● SHORT PROBLEM:
Return each line of the records with nothing changed, pictures excepted.

+++ DATA SECTION +++

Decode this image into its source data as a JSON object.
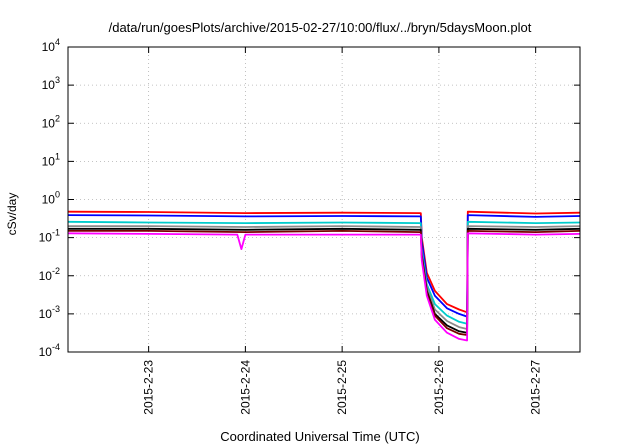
{
  "chart_data": {
    "type": "line",
    "title": "/data/run/goesPlots/archive/2015-02-27/10:00/flux/../bryn/5daysMoon.plot",
    "xlabel": "Coordinated Universal Time (UTC)",
    "ylabel": "cSv/day",
    "yscale": "log",
    "ylim": [
      0.0001,
      10000
    ],
    "xlim": [
      "2015-02-22 04:00",
      "2015-02-27 11:00"
    ],
    "grid": true,
    "x_ticks": [
      "2015-2-23",
      "2015-2-24",
      "2015-2-25",
      "2015-2-26",
      "2015-2-27"
    ],
    "y_ticks": [
      {
        "base": "10",
        "exp": "-4"
      },
      {
        "base": "10",
        "exp": "-3"
      },
      {
        "base": "10",
        "exp": "-2"
      },
      {
        "base": "10",
        "exp": "-1"
      },
      {
        "base": "10",
        "exp": "0"
      },
      {
        "base": "10",
        "exp": "1"
      },
      {
        "base": "10",
        "exp": "2"
      },
      {
        "base": "10",
        "exp": "3"
      },
      {
        "base": "10",
        "exp": "4"
      }
    ],
    "series": [
      {
        "color": "#ff0000",
        "values": [
          [
            "2015-02-22 04:00",
            0.48
          ],
          [
            "2015-02-23 00:00",
            0.47
          ],
          [
            "2015-02-24 00:00",
            0.44
          ],
          [
            "2015-02-25 00:00",
            0.45
          ],
          [
            "2015-02-25 19:30",
            0.44
          ],
          [
            "2015-02-25 19:45",
            0.1
          ],
          [
            "2015-02-25 21:00",
            0.012
          ],
          [
            "2015-02-25 23:00",
            0.004
          ],
          [
            "2015-02-26 02:00",
            0.0018
          ],
          [
            "2015-02-26 05:00",
            0.0013
          ],
          [
            "2015-02-26 07:00",
            0.0011
          ],
          [
            "2015-02-26 07:10",
            0.48
          ],
          [
            "2015-02-27 00:00",
            0.43
          ],
          [
            "2015-02-27 11:00",
            0.45
          ]
        ]
      },
      {
        "color": "#0000ff",
        "values": [
          [
            "2015-02-22 04:00",
            0.39
          ],
          [
            "2015-02-23 00:00",
            0.38
          ],
          [
            "2015-02-24 00:00",
            0.36
          ],
          [
            "2015-02-25 00:00",
            0.37
          ],
          [
            "2015-02-25 19:30",
            0.36
          ],
          [
            "2015-02-25 19:45",
            0.08
          ],
          [
            "2015-02-25 21:00",
            0.009
          ],
          [
            "2015-02-25 23:00",
            0.003
          ],
          [
            "2015-02-26 02:00",
            0.0014
          ],
          [
            "2015-02-26 05:00",
            0.001
          ],
          [
            "2015-02-26 07:00",
            0.00085
          ],
          [
            "2015-02-26 07:10",
            0.39
          ],
          [
            "2015-02-27 00:00",
            0.35
          ],
          [
            "2015-02-27 11:00",
            0.37
          ]
        ]
      },
      {
        "color": "#00cccc",
        "values": [
          [
            "2015-02-22 04:00",
            0.26
          ],
          [
            "2015-02-23 00:00",
            0.25
          ],
          [
            "2015-02-24 00:00",
            0.24
          ],
          [
            "2015-02-25 00:00",
            0.25
          ],
          [
            "2015-02-25 19:30",
            0.24
          ],
          [
            "2015-02-25 19:45",
            0.05
          ],
          [
            "2015-02-25 21:00",
            0.006
          ],
          [
            "2015-02-25 23:00",
            0.0018
          ],
          [
            "2015-02-26 02:00",
            0.0009
          ],
          [
            "2015-02-26 05:00",
            0.00062
          ],
          [
            "2015-02-26 07:00",
            0.00055
          ],
          [
            "2015-02-26 07:10",
            0.26
          ],
          [
            "2015-02-27 00:00",
            0.24
          ],
          [
            "2015-02-27 11:00",
            0.25
          ]
        ]
      },
      {
        "color": "#8a8a8a",
        "values": [
          [
            "2015-02-22 04:00",
            0.2
          ],
          [
            "2015-02-23 00:00",
            0.2
          ],
          [
            "2015-02-24 00:00",
            0.19
          ],
          [
            "2015-02-25 00:00",
            0.2
          ],
          [
            "2015-02-25 19:30",
            0.19
          ],
          [
            "2015-02-25 19:45",
            0.04
          ],
          [
            "2015-02-25 21:00",
            0.005
          ],
          [
            "2015-02-25 23:00",
            0.0013
          ],
          [
            "2015-02-26 02:00",
            0.00065
          ],
          [
            "2015-02-26 05:00",
            0.00045
          ],
          [
            "2015-02-26 07:00",
            0.0004
          ],
          [
            "2015-02-26 07:10",
            0.2
          ],
          [
            "2015-02-27 00:00",
            0.19
          ],
          [
            "2015-02-27 11:00",
            0.2
          ]
        ]
      },
      {
        "color": "#000000",
        "values": [
          [
            "2015-02-22 04:00",
            0.17
          ],
          [
            "2015-02-23 00:00",
            0.17
          ],
          [
            "2015-02-24 00:00",
            0.16
          ],
          [
            "2015-02-25 00:00",
            0.17
          ],
          [
            "2015-02-25 19:30",
            0.16
          ],
          [
            "2015-02-25 19:45",
            0.035
          ],
          [
            "2015-02-25 21:00",
            0.004
          ],
          [
            "2015-02-25 23:00",
            0.001
          ],
          [
            "2015-02-26 02:00",
            0.0005
          ],
          [
            "2015-02-26 05:00",
            0.00035
          ],
          [
            "2015-02-26 07:00",
            0.00032
          ],
          [
            "2015-02-26 07:10",
            0.17
          ],
          [
            "2015-02-27 00:00",
            0.16
          ],
          [
            "2015-02-27 11:00",
            0.17
          ]
        ]
      },
      {
        "color": "#7a0000",
        "values": [
          [
            "2015-02-22 04:00",
            0.15
          ],
          [
            "2015-02-23 00:00",
            0.15
          ],
          [
            "2015-02-24 00:00",
            0.14
          ],
          [
            "2015-02-25 00:00",
            0.15
          ],
          [
            "2015-02-25 19:30",
            0.14
          ],
          [
            "2015-02-25 19:45",
            0.03
          ],
          [
            "2015-02-25 21:00",
            0.0035
          ],
          [
            "2015-02-25 23:00",
            0.0009
          ],
          [
            "2015-02-26 02:00",
            0.00042
          ],
          [
            "2015-02-26 05:00",
            0.0003
          ],
          [
            "2015-02-26 07:00",
            0.00028
          ],
          [
            "2015-02-26 07:10",
            0.15
          ],
          [
            "2015-02-27 00:00",
            0.14
          ],
          [
            "2015-02-27 11:00",
            0.15
          ]
        ]
      },
      {
        "color": "#ff00ff",
        "values": [
          [
            "2015-02-22 04:00",
            0.13
          ],
          [
            "2015-02-23 00:00",
            0.125
          ],
          [
            "2015-02-23 22:00",
            0.12
          ],
          [
            "2015-02-23 23:00",
            0.05
          ],
          [
            "2015-02-24 00:00",
            0.12
          ],
          [
            "2015-02-25 00:00",
            0.12
          ],
          [
            "2015-02-25 19:30",
            0.12
          ],
          [
            "2015-02-25 19:45",
            0.025
          ],
          [
            "2015-02-25 21:00",
            0.003
          ],
          [
            "2015-02-25 23:00",
            0.0007
          ],
          [
            "2015-02-26 02:00",
            0.00032
          ],
          [
            "2015-02-26 05:00",
            0.00022
          ],
          [
            "2015-02-26 07:00",
            0.0002
          ],
          [
            "2015-02-26 07:10",
            0.13
          ],
          [
            "2015-02-27 00:00",
            0.12
          ],
          [
            "2015-02-27 11:00",
            0.125
          ]
        ]
      }
    ]
  }
}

+++

● THE RESPONSE:
Decode this image into its source data as a JSON object.
{
  "chart_data": {
    "type": "line",
    "title": "/data/run/goesPlots/archive/2015-02-27/10:00/flux/../bryn/5daysMoon.plot",
    "xlabel": "Coordinated Universal Time (UTC)",
    "ylabel": "cSv/day",
    "yscale": "log",
    "ylim": [
      0.0001,
      10000
    ],
    "xlim": [
      "2015-02-22 04:00",
      "2015-02-27 11:00"
    ],
    "grid": true,
    "x_ticks": [
      "2015-2-23",
      "2015-2-24",
      "2015-2-25",
      "2015-2-26",
      "2015-2-27"
    ],
    "y_ticks": [
      {
        "base": "10",
        "exp": "-4"
      },
      {
        "base": "10",
        "exp": "-3"
      },
      {
        "base": "10",
        "exp": "-2"
      },
      {
        "base": "10",
        "exp": "-1"
      },
      {
        "base": "10",
        "exp": "0"
      },
      {
        "base": "10",
        "exp": "1"
      },
      {
        "base": "10",
        "exp": "2"
      },
      {
        "base": "10",
        "exp": "3"
      },
      {
        "base": "10",
        "exp": "4"
      }
    ],
    "series": [
      {
        "color": "#ff0000",
        "values": [
          [
            "2015-02-22 04:00",
            0.48
          ],
          [
            "2015-02-23 00:00",
            0.47
          ],
          [
            "2015-02-24 00:00",
            0.44
          ],
          [
            "2015-02-25 00:00",
            0.45
          ],
          [
            "2015-02-25 19:30",
            0.44
          ],
          [
            "2015-02-25 19:45",
            0.1
          ],
          [
            "2015-02-25 21:00",
            0.012
          ],
          [
            "2015-02-25 23:00",
            0.004
          ],
          [
            "2015-02-26 02:00",
            0.0018
          ],
          [
            "2015-02-26 05:00",
            0.0013
          ],
          [
            "2015-02-26 07:00",
            0.0011
          ],
          [
            "2015-02-26 07:10",
            0.48
          ],
          [
            "2015-02-27 00:00",
            0.43
          ],
          [
            "2015-02-27 11:00",
            0.45
          ]
        ]
      },
      {
        "color": "#0000ff",
        "values": [
          [
            "2015-02-22 04:00",
            0.39
          ],
          [
            "2015-02-23 00:00",
            0.38
          ],
          [
            "2015-02-24 00:00",
            0.36
          ],
          [
            "2015-02-25 00:00",
            0.37
          ],
          [
            "2015-02-25 19:30",
            0.36
          ],
          [
            "2015-02-25 19:45",
            0.08
          ],
          [
            "2015-02-25 21:00",
            0.009
          ],
          [
            "2015-02-25 23:00",
            0.003
          ],
          [
            "2015-02-26 02:00",
            0.0014
          ],
          [
            "2015-02-26 05:00",
            0.001
          ],
          [
            "2015-02-26 07:00",
            0.00085
          ],
          [
            "2015-02-26 07:10",
            0.39
          ],
          [
            "2015-02-27 00:00",
            0.35
          ],
          [
            "2015-02-27 11:00",
            0.37
          ]
        ]
      },
      {
        "color": "#00cccc",
        "values": [
          [
            "2015-02-22 04:00",
            0.26
          ],
          [
            "2015-02-23 00:00",
            0.25
          ],
          [
            "2015-02-24 00:00",
            0.24
          ],
          [
            "2015-02-25 00:00",
            0.25
          ],
          [
            "2015-02-25 19:30",
            0.24
          ],
          [
            "2015-02-25 19:45",
            0.05
          ],
          [
            "2015-02-25 21:00",
            0.006
          ],
          [
            "2015-02-25 23:00",
            0.0018
          ],
          [
            "2015-02-26 02:00",
            0.0009
          ],
          [
            "2015-02-26 05:00",
            0.00062
          ],
          [
            "2015-02-26 07:00",
            0.00055
          ],
          [
            "2015-02-26 07:10",
            0.26
          ],
          [
            "2015-02-27 00:00",
            0.24
          ],
          [
            "2015-02-27 11:00",
            0.25
          ]
        ]
      },
      {
        "color": "#8a8a8a",
        "values": [
          [
            "2015-02-22 04:00",
            0.2
          ],
          [
            "2015-02-23 00:00",
            0.2
          ],
          [
            "2015-02-24 00:00",
            0.19
          ],
          [
            "2015-02-25 00:00",
            0.2
          ],
          [
            "2015-02-25 19:30",
            0.19
          ],
          [
            "2015-02-25 19:45",
            0.04
          ],
          [
            "2015-02-25 21:00",
            0.005
          ],
          [
            "2015-02-25 23:00",
            0.0013
          ],
          [
            "2015-02-26 02:00",
            0.00065
          ],
          [
            "2015-02-26 05:00",
            0.00045
          ],
          [
            "2015-02-26 07:00",
            0.0004
          ],
          [
            "2015-02-26 07:10",
            0.2
          ],
          [
            "2015-02-27 00:00",
            0.19
          ],
          [
            "2015-02-27 11:00",
            0.2
          ]
        ]
      },
      {
        "color": "#000000",
        "values": [
          [
            "2015-02-22 04:00",
            0.17
          ],
          [
            "2015-02-23 00:00",
            0.17
          ],
          [
            "2015-02-24 00:00",
            0.16
          ],
          [
            "2015-02-25 00:00",
            0.17
          ],
          [
            "2015-02-25 19:30",
            0.16
          ],
          [
            "2015-02-25 19:45",
            0.035
          ],
          [
            "2015-02-25 21:00",
            0.004
          ],
          [
            "2015-02-25 23:00",
            0.001
          ],
          [
            "2015-02-26 02:00",
            0.0005
          ],
          [
            "2015-02-26 05:00",
            0.00035
          ],
          [
            "2015-02-26 07:00",
            0.00032
          ],
          [
            "2015-02-26 07:10",
            0.17
          ],
          [
            "2015-02-27 00:00",
            0.16
          ],
          [
            "2015-02-27 11:00",
            0.17
          ]
        ]
      },
      {
        "color": "#7a0000",
        "values": [
          [
            "2015-02-22 04:00",
            0.15
          ],
          [
            "2015-02-23 00:00",
            0.15
          ],
          [
            "2015-02-24 00:00",
            0.14
          ],
          [
            "2015-02-25 00:00",
            0.15
          ],
          [
            "2015-02-25 19:30",
            0.14
          ],
          [
            "2015-02-25 19:45",
            0.03
          ],
          [
            "2015-02-25 21:00",
            0.0035
          ],
          [
            "2015-02-25 23:00",
            0.0009
          ],
          [
            "2015-02-26 02:00",
            0.00042
          ],
          [
            "2015-02-26 05:00",
            0.0003
          ],
          [
            "2015-02-26 07:00",
            0.00028
          ],
          [
            "2015-02-26 07:10",
            0.15
          ],
          [
            "2015-02-27 00:00",
            0.14
          ],
          [
            "2015-02-27 11:00",
            0.15
          ]
        ]
      },
      {
        "color": "#ff00ff",
        "values": [
          [
            "2015-02-22 04:00",
            0.13
          ],
          [
            "2015-02-23 00:00",
            0.125
          ],
          [
            "2015-02-23 22:00",
            0.12
          ],
          [
            "2015-02-23 23:00",
            0.05
          ],
          [
            "2015-02-24 00:00",
            0.12
          ],
          [
            "2015-02-25 00:00",
            0.12
          ],
          [
            "2015-02-25 19:30",
            0.12
          ],
          [
            "2015-02-25 19:45",
            0.025
          ],
          [
            "2015-02-25 21:00",
            0.003
          ],
          [
            "2015-02-25 23:00",
            0.0007
          ],
          [
            "2015-02-26 02:00",
            0.00032
          ],
          [
            "2015-02-26 05:00",
            0.00022
          ],
          [
            "2015-02-26 07:00",
            0.0002
          ],
          [
            "2015-02-26 07:10",
            0.13
          ],
          [
            "2015-02-27 00:00",
            0.12
          ],
          [
            "2015-02-27 11:00",
            0.125
          ]
        ]
      }
    ]
  }
}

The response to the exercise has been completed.